-- EXERCISE PROMPT --
Write out the whole listing again, exactly as given.

--- START AVAILABLE DATA ---

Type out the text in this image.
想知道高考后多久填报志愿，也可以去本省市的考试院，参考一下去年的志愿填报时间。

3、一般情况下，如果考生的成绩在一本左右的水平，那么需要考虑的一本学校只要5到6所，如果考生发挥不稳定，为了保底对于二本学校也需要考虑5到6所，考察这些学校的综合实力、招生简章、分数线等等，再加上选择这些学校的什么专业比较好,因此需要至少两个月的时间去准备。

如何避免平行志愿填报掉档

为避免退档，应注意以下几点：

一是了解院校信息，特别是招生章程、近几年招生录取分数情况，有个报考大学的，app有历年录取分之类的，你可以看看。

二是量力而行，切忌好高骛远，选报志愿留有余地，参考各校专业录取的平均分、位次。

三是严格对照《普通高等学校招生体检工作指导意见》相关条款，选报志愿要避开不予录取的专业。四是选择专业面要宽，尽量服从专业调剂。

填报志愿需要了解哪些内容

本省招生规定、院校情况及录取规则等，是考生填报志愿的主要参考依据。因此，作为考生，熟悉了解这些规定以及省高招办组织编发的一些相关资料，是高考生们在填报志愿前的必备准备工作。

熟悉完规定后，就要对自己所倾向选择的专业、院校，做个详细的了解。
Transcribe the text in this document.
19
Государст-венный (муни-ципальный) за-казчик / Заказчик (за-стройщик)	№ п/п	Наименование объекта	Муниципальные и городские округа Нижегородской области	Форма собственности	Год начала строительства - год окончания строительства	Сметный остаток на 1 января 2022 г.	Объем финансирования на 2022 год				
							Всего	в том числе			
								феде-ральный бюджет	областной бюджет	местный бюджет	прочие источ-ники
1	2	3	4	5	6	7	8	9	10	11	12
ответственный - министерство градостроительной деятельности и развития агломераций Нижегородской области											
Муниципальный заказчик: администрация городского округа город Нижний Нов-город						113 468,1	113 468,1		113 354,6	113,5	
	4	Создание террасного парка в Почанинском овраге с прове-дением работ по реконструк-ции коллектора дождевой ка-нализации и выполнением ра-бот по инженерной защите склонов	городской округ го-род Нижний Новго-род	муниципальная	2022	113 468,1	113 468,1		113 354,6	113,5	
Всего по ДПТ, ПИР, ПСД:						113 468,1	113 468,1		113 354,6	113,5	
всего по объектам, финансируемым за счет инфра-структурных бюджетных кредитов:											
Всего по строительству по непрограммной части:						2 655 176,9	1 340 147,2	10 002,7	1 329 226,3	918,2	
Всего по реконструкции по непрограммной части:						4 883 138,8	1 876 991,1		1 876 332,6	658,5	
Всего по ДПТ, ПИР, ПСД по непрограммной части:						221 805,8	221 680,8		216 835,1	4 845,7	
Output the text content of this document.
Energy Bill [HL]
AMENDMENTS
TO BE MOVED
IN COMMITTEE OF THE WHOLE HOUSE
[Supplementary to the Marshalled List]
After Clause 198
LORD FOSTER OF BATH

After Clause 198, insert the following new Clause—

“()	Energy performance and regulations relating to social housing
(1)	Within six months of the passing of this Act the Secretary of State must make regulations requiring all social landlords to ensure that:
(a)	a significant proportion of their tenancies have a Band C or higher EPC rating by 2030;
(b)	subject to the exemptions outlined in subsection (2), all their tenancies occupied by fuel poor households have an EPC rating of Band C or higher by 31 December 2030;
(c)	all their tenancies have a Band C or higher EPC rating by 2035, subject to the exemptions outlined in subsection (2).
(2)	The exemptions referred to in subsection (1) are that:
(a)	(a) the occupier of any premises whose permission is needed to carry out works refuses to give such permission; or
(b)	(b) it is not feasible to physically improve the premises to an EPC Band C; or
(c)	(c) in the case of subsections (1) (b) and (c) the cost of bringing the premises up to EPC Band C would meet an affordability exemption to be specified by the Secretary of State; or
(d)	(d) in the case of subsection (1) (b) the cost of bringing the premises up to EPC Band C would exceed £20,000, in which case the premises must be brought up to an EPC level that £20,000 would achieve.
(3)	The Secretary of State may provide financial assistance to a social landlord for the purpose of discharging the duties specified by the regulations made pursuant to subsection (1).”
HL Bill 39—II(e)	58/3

--- END AVAILABLE DATA ---

-- RESPONSE TO THIS TASK --
Type out the text in this image.
想知道高考后多久填报志愿，也可以去本省市的考试院，参考一下去年的志愿填报时间。

3、一般情况下，如果考生的成绩在一本左右的水平，那么需要考虑的一本学校只要5到6所，如果考生发挥不稳定，为了保底对于二本学校也需要考虑5到6所，考察这些学校的综合实力、招生简章、分数线等等，再加上选择这些学校的什么专业比较好,因此需要至少两个月的时间去准备。

如何避免平行志愿填报掉档

为避免退档，应注意以下几点：

一是了解院校信息，特别是招生章程、近几年招生录取分数情况，有个报考大学的，app有历年录取分之类的，你可以看看。

二是量力而行，切忌好高骛远，选报志愿留有余地，参考各校专业录取的平均分、位次。

三是严格对照《普通高等学校招生体检工作指导意见》相关条款，选报志愿要避开不予录取的专业。四是选择专业面要宽，尽量服从专业调剂。

填报志愿需要了解哪些内容

本省招生规定、院校情况及录取规则等，是考生填报志愿的主要参考依据。因此，作为考生，熟悉了解这些规定以及省高招办组织编发的一些相关资料，是高考生们在填报志愿前的必备准备工作。

熟悉完规定后，就要对自己所倾向选择的专业、院校，做个详细的了解。
Transcribe the text in this document.
19
Государст-венный (муни-ципальный) за-казчик / Заказчик (за-стройщик)	№ п/п	Наименование объекта	Муниципальные и городские округа Нижегородской области	Форма собственности	Год начала строительства - год окончания строительства	Сметный остаток на 1 января 2022 г.	Объем финансирования на 2022 год				
							Всего	в том числе			
								феде-ральный бюджет	областной бюджет	местный бюджет	прочие источ-ники
1	2	3	4	5	6	7	8	9	10	11	12
ответственный - министерство градостроительной деятельности и развития агломераций Нижегородской области											
Муниципальный заказчик: администрация городского округа город Нижний Нов-город						113 468,1	113 468,1		113 354,6	113,5	
	4	Создание террасного парка в Почанинском овраге с прове-дением работ по реконструк-ции коллектора дождевой ка-нализации и выполнением ра-бот по инженерной защите склонов	городской округ го-род Нижний Новго-род	муниципальная	2022	113 468,1	113 468,1		113 354,6	113,5	
Всего по ДПТ, ПИР, ПСД:						113 468,1	113 468,1		113 354,6	113,5	
всего по объектам, финансируемым за счет инфра-структурных бюджетных кредитов:											
Всего по строительству по непрограммной части:						2 655 176,9	1 340 147,2	10 002,7	1 329 226,3	918,2	
Всего по реконструкции по непрограммной части:						4 883 138,8	1 876 991,1		1 876 332,6	658,5	
Всего по ДПТ, ПИР, ПСД по непрограммной части:						221 805,8	221 680,8		216 835,1	4 845,7	
Output the text content of this document.
Energy Bill [HL]
AMENDMENTS
TO BE MOVED
IN COMMITTEE OF THE WHOLE HOUSE
[Supplementary to the Marshalled List]
After Clause 198
LORD FOSTER OF BATH

After Clause 198, insert the following new Clause—

“()	Energy performance and regulations relating to social housing
(1)	Within six months of the passing of this Act the Secretary of State must make regulations requiring all social landlords to ensure that:
(a)	a significant proportion of their tenancies have a Band C or higher EPC rating by 2030;
(b)	subject to the exemptions outlined in subsection (2), all their tenancies occupied by fuel poor households have an EPC rating of Band C or higher by 31 December 2030;
(c)	all their tenancies have a Band C or higher EPC rating by 2035, subject to the exemptions outlined in subsection (2).
(2)	The exemptions referred to in subsection (1) are that:
(a)	(a) the occupier of any premises whose permission is needed to carry out works refuses to give such permission; or
(b)	(b) it is not feasible to physically improve the premises to an EPC Band C; or
(c)	(c) in the case of subsections (1) (b) and (c) the cost of bringing the premises up to EPC Band C would meet an affordability exemption to be specified by the Secretary of State; or
(d)	(d) in the case of subsection (1) (b) the cost of bringing the premises up to EPC Band C would exceed £20,000, in which case the premises must be brought up to an EPC level that £20,000 would achieve.
(3)	The Secretary of State may provide financial assistance to a social landlord for the purpose of discharging the duties specified by the regulations made pursuant to subsection (1).”
HL Bill 39—II(e)	58/3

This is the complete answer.